● **Set task**: Reproduce the data from the line with "List each element" up to and including the line with "264, 39, 278]", changing each occurrence of "checkbox-box" to "checkbox-square" and leaving everything else unchanged.

● **Task input**:
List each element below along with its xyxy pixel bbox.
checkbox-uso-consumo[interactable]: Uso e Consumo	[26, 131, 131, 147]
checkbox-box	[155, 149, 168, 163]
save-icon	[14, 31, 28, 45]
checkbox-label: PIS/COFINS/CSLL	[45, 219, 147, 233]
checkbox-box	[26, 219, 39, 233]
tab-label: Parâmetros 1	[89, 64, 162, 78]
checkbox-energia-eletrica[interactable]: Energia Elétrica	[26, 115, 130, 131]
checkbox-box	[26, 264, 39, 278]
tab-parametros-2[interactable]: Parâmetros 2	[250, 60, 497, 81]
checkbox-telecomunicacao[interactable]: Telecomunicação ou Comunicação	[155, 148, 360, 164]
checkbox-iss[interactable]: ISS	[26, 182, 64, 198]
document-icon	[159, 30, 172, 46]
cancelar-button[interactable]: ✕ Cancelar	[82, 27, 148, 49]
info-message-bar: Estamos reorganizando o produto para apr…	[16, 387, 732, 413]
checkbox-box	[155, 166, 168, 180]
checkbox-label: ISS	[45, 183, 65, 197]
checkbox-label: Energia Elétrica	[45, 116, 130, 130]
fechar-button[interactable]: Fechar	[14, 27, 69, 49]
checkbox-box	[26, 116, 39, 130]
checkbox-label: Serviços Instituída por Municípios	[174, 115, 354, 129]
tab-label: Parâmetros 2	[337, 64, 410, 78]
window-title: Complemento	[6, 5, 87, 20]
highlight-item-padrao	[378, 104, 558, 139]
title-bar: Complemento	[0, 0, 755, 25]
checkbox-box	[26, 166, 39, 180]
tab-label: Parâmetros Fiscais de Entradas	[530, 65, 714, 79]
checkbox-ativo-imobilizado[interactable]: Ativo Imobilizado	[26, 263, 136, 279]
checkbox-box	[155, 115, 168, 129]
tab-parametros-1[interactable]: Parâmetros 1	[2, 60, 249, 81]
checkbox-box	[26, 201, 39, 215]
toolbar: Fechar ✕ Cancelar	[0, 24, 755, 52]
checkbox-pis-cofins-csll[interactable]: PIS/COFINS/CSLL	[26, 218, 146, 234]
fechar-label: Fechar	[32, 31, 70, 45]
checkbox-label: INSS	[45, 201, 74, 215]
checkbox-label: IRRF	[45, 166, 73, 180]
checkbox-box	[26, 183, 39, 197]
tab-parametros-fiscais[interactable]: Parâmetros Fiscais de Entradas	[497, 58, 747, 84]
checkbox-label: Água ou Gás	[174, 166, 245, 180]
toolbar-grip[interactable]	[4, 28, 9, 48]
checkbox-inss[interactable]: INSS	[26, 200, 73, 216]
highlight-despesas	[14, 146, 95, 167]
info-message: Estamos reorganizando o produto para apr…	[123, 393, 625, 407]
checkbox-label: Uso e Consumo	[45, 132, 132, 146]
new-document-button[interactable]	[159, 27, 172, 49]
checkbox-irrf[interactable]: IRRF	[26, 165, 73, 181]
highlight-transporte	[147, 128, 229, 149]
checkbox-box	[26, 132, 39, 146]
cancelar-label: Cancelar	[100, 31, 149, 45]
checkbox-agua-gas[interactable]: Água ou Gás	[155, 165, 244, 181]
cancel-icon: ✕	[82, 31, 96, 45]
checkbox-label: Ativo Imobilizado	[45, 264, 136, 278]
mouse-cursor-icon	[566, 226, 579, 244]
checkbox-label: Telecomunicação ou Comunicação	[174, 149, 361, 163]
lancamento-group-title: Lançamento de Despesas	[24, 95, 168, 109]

...

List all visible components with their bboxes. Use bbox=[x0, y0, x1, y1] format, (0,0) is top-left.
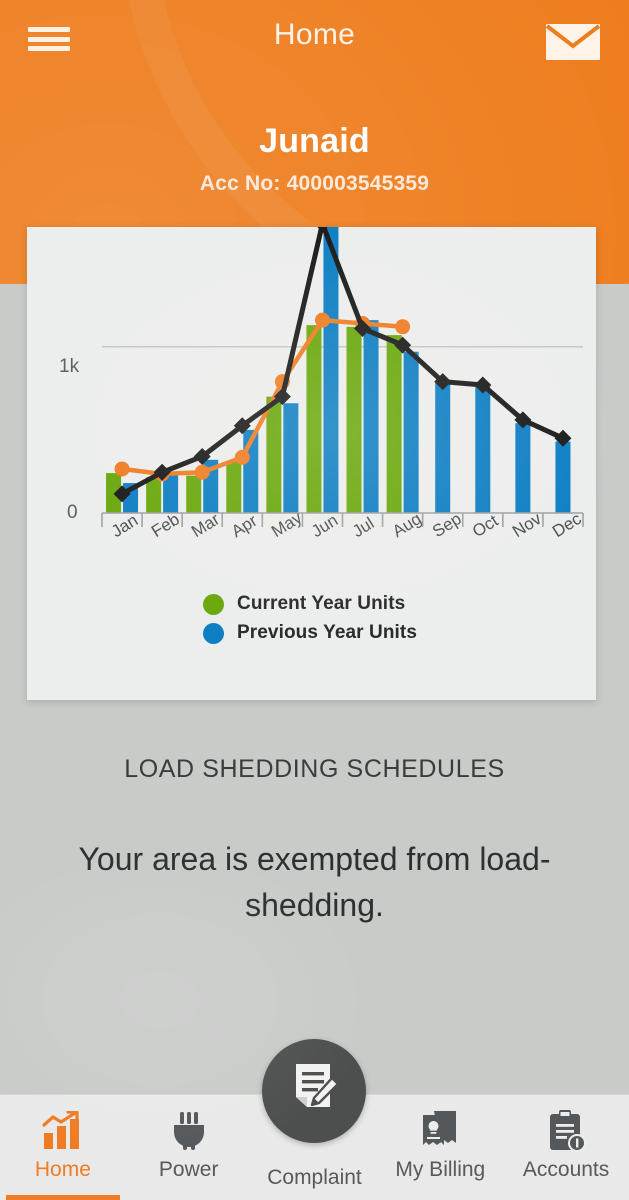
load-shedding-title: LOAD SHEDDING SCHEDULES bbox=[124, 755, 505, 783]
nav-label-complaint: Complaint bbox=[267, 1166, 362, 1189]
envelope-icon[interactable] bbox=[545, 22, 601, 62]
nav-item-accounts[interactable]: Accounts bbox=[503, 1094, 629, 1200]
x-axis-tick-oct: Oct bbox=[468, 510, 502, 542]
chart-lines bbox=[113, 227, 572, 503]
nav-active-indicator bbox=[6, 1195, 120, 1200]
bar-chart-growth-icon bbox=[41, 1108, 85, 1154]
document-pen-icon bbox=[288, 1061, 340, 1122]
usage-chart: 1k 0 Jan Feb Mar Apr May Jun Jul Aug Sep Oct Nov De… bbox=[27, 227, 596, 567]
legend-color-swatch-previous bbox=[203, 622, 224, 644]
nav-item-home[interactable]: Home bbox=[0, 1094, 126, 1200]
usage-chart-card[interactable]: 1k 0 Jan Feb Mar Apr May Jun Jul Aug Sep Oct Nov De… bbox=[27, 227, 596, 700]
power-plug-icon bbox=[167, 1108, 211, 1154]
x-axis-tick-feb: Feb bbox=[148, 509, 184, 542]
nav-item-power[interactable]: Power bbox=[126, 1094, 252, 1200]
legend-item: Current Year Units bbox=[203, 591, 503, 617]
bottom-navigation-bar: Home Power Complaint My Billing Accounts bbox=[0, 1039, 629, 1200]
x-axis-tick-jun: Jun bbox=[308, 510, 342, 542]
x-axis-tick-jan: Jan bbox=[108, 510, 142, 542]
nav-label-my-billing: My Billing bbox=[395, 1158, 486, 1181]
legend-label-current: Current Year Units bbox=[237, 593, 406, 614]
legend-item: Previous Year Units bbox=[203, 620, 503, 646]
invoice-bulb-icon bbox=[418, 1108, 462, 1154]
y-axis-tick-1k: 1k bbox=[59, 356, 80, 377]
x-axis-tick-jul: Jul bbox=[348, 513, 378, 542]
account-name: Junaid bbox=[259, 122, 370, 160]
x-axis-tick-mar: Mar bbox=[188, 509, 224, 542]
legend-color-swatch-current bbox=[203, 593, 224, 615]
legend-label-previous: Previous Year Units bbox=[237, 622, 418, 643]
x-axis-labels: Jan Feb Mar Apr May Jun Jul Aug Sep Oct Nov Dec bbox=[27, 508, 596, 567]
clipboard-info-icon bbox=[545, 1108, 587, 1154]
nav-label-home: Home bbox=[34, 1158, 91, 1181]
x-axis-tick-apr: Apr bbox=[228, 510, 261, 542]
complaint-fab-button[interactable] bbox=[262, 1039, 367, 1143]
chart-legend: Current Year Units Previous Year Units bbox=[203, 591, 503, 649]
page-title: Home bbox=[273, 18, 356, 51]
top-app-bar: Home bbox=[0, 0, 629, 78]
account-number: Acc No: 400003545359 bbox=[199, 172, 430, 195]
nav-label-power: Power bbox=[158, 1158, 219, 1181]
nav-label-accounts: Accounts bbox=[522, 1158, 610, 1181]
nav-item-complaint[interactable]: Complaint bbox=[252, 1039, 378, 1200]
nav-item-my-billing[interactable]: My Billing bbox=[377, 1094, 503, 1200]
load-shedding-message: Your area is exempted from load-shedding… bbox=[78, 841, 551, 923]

==

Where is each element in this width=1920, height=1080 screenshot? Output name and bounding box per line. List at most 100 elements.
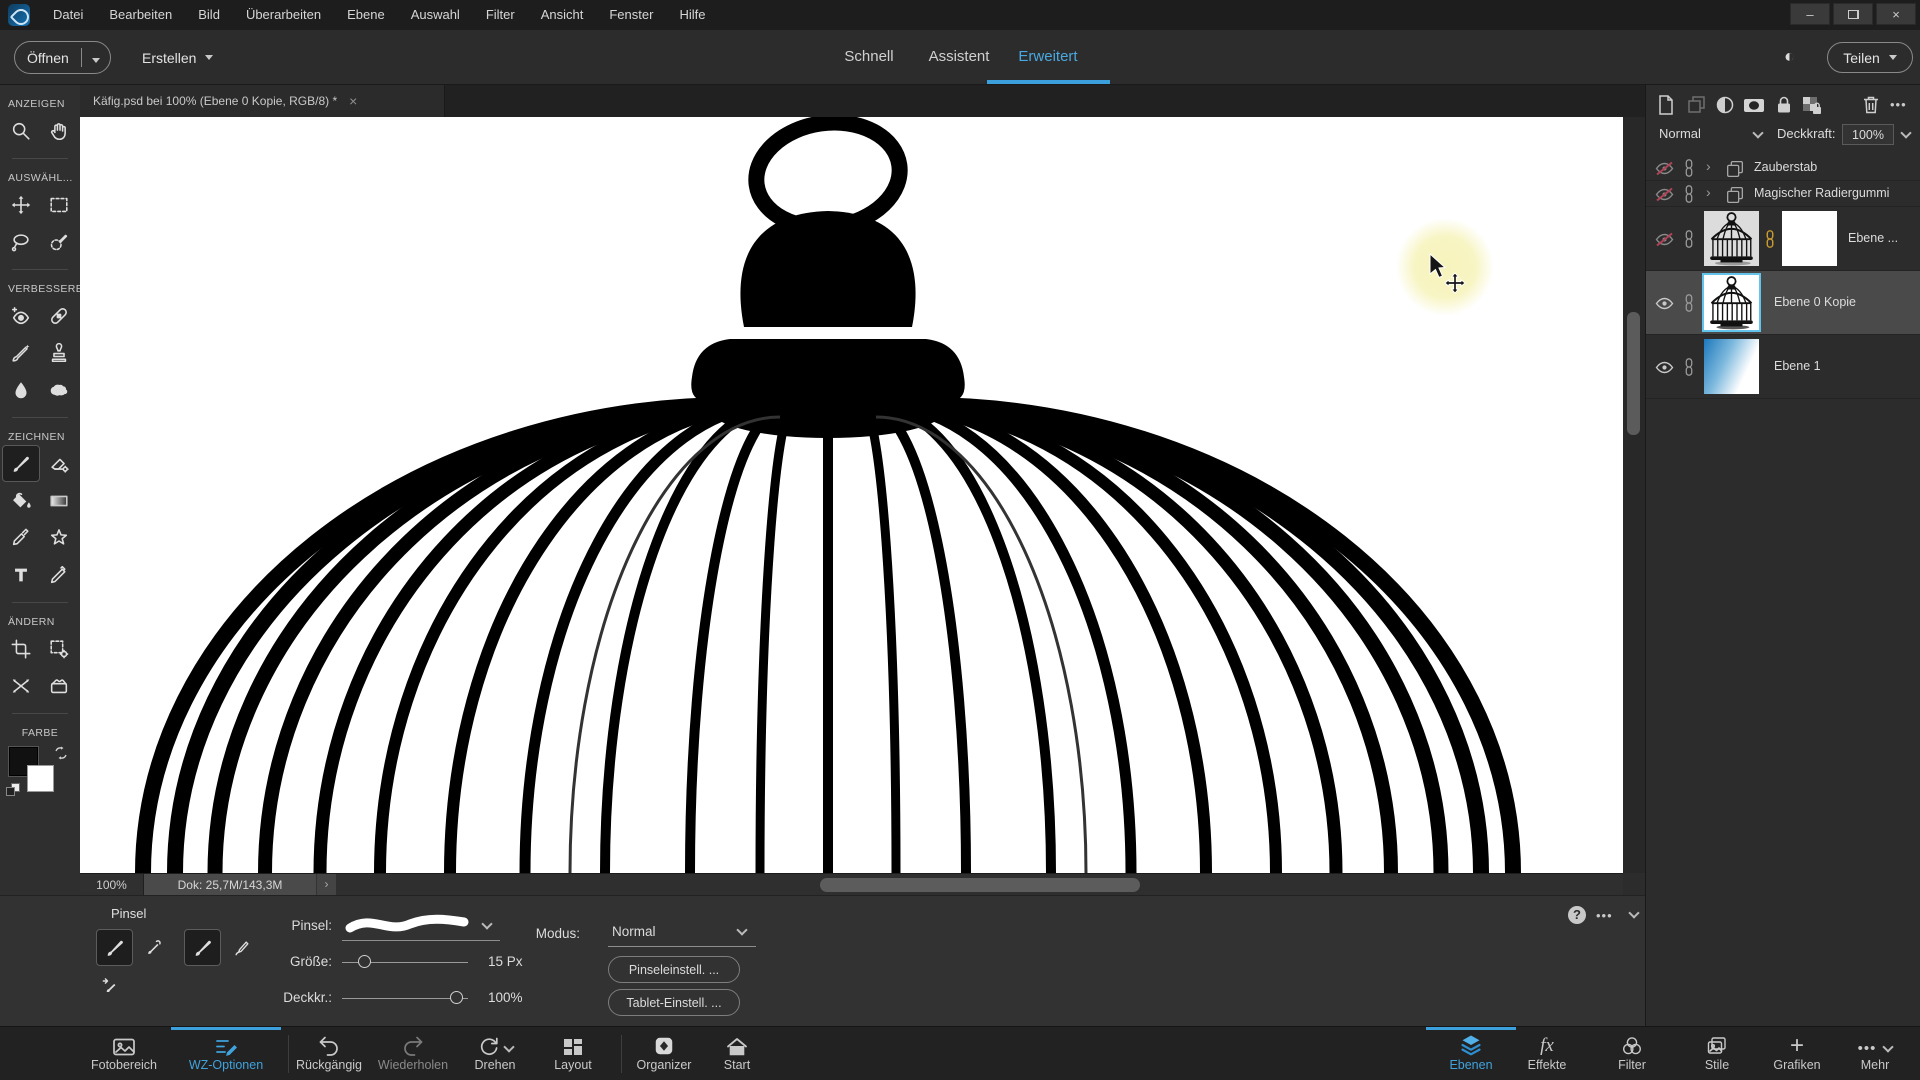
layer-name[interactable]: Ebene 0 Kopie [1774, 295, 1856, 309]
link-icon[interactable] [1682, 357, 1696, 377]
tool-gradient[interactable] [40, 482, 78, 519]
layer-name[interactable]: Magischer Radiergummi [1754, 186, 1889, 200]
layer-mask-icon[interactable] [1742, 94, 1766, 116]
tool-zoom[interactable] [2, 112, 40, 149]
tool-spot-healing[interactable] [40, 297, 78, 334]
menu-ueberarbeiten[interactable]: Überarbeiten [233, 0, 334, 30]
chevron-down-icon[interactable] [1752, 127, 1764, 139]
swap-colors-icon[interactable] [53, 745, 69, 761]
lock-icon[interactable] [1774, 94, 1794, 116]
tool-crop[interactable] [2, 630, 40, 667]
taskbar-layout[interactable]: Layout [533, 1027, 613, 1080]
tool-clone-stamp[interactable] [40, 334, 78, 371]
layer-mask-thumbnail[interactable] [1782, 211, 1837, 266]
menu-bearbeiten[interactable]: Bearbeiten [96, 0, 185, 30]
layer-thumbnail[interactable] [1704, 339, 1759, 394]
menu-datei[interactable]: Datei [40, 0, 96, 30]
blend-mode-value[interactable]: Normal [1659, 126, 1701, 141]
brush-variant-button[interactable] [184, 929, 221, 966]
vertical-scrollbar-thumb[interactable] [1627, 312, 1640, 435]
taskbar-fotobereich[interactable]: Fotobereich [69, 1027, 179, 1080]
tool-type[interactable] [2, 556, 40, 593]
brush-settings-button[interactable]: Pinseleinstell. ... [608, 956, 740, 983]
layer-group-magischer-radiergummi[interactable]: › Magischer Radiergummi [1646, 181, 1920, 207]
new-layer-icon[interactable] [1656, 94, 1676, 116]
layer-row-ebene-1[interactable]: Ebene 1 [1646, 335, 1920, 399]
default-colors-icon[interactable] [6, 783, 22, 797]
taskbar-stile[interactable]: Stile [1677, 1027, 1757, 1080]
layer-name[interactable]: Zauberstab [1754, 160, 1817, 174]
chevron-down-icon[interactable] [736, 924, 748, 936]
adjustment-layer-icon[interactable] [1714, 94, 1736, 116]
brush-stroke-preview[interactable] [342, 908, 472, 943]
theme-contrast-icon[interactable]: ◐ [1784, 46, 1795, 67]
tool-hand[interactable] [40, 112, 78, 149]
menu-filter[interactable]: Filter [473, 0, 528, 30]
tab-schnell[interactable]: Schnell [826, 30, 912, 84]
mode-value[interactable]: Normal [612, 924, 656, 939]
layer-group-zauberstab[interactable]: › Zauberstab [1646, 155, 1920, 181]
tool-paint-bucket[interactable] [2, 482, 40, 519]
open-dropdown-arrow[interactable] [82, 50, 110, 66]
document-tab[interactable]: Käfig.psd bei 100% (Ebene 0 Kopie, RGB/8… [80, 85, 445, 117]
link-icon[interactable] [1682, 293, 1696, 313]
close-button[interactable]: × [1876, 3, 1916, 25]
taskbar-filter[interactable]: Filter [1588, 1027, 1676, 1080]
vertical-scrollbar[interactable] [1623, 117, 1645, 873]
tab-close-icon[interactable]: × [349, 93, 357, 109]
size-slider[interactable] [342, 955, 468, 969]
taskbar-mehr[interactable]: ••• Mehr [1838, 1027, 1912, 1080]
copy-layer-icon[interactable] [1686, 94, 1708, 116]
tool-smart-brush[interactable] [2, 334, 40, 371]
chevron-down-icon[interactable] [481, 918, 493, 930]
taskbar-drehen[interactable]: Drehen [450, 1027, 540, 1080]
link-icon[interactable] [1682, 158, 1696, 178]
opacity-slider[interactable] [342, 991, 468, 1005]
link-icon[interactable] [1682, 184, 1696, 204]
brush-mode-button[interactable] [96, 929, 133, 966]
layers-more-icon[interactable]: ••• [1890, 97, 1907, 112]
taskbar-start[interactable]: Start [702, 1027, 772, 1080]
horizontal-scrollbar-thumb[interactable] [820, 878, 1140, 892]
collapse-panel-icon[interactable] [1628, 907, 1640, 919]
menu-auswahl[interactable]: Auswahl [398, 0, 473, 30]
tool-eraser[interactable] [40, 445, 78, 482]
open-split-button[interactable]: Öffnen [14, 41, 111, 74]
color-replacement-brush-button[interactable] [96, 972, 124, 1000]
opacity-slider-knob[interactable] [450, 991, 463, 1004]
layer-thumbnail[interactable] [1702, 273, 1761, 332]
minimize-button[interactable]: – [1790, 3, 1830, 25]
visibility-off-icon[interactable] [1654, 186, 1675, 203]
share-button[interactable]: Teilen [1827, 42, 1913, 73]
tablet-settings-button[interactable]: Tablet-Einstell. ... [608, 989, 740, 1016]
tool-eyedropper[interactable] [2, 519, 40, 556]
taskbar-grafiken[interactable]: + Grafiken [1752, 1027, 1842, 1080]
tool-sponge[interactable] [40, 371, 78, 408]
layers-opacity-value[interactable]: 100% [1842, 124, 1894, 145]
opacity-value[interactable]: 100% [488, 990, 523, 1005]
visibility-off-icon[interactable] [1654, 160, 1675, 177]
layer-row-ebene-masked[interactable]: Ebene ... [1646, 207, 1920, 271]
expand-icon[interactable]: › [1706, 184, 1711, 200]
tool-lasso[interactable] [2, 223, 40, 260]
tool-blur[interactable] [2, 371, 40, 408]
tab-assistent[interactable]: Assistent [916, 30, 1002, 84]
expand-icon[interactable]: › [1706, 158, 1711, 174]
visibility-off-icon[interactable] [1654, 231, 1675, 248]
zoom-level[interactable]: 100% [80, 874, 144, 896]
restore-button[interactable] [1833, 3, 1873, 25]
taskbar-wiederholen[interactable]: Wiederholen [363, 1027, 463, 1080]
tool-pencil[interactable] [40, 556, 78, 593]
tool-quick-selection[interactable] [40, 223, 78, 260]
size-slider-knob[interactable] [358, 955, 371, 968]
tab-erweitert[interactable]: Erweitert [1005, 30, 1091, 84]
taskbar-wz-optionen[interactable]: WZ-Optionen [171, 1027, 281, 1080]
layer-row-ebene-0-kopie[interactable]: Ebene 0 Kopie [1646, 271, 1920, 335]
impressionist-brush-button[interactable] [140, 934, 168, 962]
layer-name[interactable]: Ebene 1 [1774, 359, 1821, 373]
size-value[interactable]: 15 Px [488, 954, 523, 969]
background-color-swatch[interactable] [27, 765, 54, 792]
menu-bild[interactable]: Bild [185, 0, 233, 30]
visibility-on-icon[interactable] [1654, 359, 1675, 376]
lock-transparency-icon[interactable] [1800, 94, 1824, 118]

● **Task response**:
List each element below along with its xyxy pixel bbox.
checkbox-uso-consumo[interactable]: Uso e Consumo	[26, 131, 131, 147]
checkbox-square	[155, 149, 168, 163]
save-icon	[14, 31, 28, 45]
checkbox-label: PIS/COFINS/CSLL	[45, 219, 147, 233]
checkbox-square	[26, 219, 39, 233]
tab-label: Parâmetros 1	[89, 64, 162, 78]
checkbox-energia-eletrica[interactable]: Energia Elétrica	[26, 115, 130, 131]
checkbox-square	[26, 264, 39, 278]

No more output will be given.